Dataset records
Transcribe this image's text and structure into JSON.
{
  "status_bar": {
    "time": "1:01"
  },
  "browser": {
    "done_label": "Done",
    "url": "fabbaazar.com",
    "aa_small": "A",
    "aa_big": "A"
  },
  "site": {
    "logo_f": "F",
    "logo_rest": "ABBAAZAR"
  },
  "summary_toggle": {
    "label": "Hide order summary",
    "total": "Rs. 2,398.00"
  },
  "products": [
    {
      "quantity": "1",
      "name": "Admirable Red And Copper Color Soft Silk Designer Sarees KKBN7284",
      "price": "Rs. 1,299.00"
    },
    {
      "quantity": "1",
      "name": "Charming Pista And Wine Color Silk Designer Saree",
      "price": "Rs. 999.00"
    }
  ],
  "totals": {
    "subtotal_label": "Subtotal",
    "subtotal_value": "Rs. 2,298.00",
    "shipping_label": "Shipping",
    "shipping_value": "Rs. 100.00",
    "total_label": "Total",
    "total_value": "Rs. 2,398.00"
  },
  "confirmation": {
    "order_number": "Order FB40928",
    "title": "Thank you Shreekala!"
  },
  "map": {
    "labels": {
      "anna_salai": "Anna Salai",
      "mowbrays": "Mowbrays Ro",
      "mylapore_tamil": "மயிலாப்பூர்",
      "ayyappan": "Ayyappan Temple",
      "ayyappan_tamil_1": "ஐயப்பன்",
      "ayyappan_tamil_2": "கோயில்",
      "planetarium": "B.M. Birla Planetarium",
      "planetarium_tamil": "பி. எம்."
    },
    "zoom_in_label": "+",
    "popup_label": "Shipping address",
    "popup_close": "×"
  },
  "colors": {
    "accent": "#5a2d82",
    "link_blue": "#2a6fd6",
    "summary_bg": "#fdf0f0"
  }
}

### Objective
Every line of the data above should be copied exactly.

### Answer to the exercise
Transcribe this image's text and structure into JSON.
{
  "status_bar": {
    "time": "1:01"
  },
  "browser": {
    "done_label": "Done",
    "url": "fabbaazar.com",
    "aa_small": "A",
    "aa_big": "A"
  },
  "site": {
    "logo_f": "F",
    "logo_rest": "ABBAAZAR"
  },
  "summary_toggle": {
    "label": "Hide order summary",
    "total": "Rs. 2,398.00"
  },
  "products": [
    {
      "quantity": "1",
      "name": "Admirable Red And Copper Color Soft Silk Designer Sarees KKBN7284",
      "price": "Rs. 1,299.00"
    },
    {
      "quantity": "1",
      "name": "Charming Pista And Wine Color Silk Designer Saree",
      "price": "Rs. 999.00"
    }
  ],
  "totals": {
    "subtotal_label": "Subtotal",
    "subtotal_value": "Rs. 2,298.00",
    "shipping_label": "Shipping",
    "shipping_value": "Rs. 100.00",
    "total_label": "Total",
    "total_value": "Rs. 2,398.00"
  },
  "confirmation": {
    "order_number": "Order FB40928",
    "title": "Thank you Shreekala!"
  },
  "map": {
    "labels": {
      "anna_salai": "Anna Salai",
      "mowbrays": "Mowbrays Ro",
      "mylapore_tamil": "மயிலாப்பூர்",
      "ayyappan": "Ayyappan Temple",
      "ayyappan_tamil_1": "ஐயப்பன்",
      "ayyappan_tamil_2": "கோயில்",
      "planetarium": "B.M. Birla Planetarium",
      "planetarium_tamil": "பி. எம்."
    },
    "zoom_in_label": "+",
    "popup_label": "Shipping address",
    "popup_close": "×"
  },
  "colors": {
    "accent": "#5a2d82",
    "link_blue": "#2a6fd6",
    "summary_bg": "#fdf0f0"
  }
}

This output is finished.